++++ Excerpt ++++
Not submitting   termination and transfer notices where period of contracted out ends or transfers after 5 April 2016 – new process noted and implemented.

CEP or LRP refunds – new process noted and implemented. 

What is the impact on administration delivery?

None.

New Pensions Online service – User research

16 February 2018, the Secretariat forwarded an email to all administering authorities from HMRC regarding the new pension online service.

What is the impact?

HMRC explained from April 2018, they will move pension scheme registration and administration onto a new digital platform. The move to the digital platform- the ‘Pensions Online Digital Service’ is to improve service for Pension scheme administrators. 

The researcher Cay Green is looking to speak to pension scheme administrators and practitioners to help with their research. 

Please email cay.green@hmrc.gsi.gov.uk if anyone is interested.

What are the next steps?

None.

Any changes required by Equiniti?

None. 

What is the impact on administration delivery?

None.

 

HMRC Pension Schemes Newsletter 95

HMRC Published Pension Schemes Newsletter 95

What is the impact?

Administering authorities need to confirm that their details are correct and up to date on the existing pension’s online service. HMRC have started to look at pension scheme accounting and have identified some outstanding AFT charges on the existing service. Consequently, they will soon be writing to scheme administrators setting out any outstanding AFT charges.

Reporting of non-taxable benefits - HMRC are working to resolve the problem of P6 tax coding notices being issued in error for death benefit payments that are entirely non-taxable. Continue to follow the guidance given in pension schemes newsletter 78 and future newsletters will provide updates.

Postal address for Pension Schemes Services has changed. To avoid any delays, write to, or submit any forms to:

Pension Schemes Services
HM Revenue and Customs
BX9 1GH

What are the next steps?

Make sure details are correct on pension online service.

Any changes required by Equiniti?

Send HMRC forms to new address

What is the impact on administration delivery?

None.

Communications working group

Minutes of the communications working group meeting held on 30 January 2018 have now been uploaded to www.lgpsregs.org on the communications working group page.

What is the impact?

The minutes include details of what the group are currently working on including the production of a member guide to AVCs and a member FAQ on GDPR – both documents are due to be published shortly.

The FAQ on GDPR has now been released.

What are the next steps?

None.

Any changes required by Equiniti?

None

What is the impact on administration delivery?

None.

LGPS technical queries – central email address

To stop emailing LGPS team members directly and to email the central email address.

What is the impact?
++++ Supplied data ++++
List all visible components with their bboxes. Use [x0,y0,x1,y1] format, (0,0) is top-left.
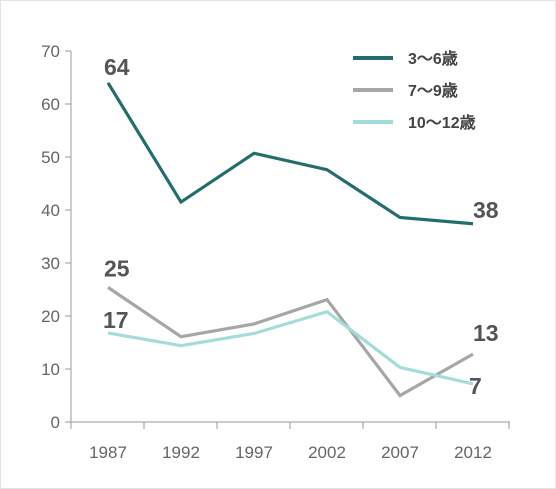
++++
**Goal**
Retype the pensions update text between "Minutes of the" and "working group page.", inclusive. The listing has no connection to the pensions update text.

**Answer below**
Minutes of the communications working group meeting held on 30 January 2018 have now been uploaded to www.lgpsregs.org on the communications working group page.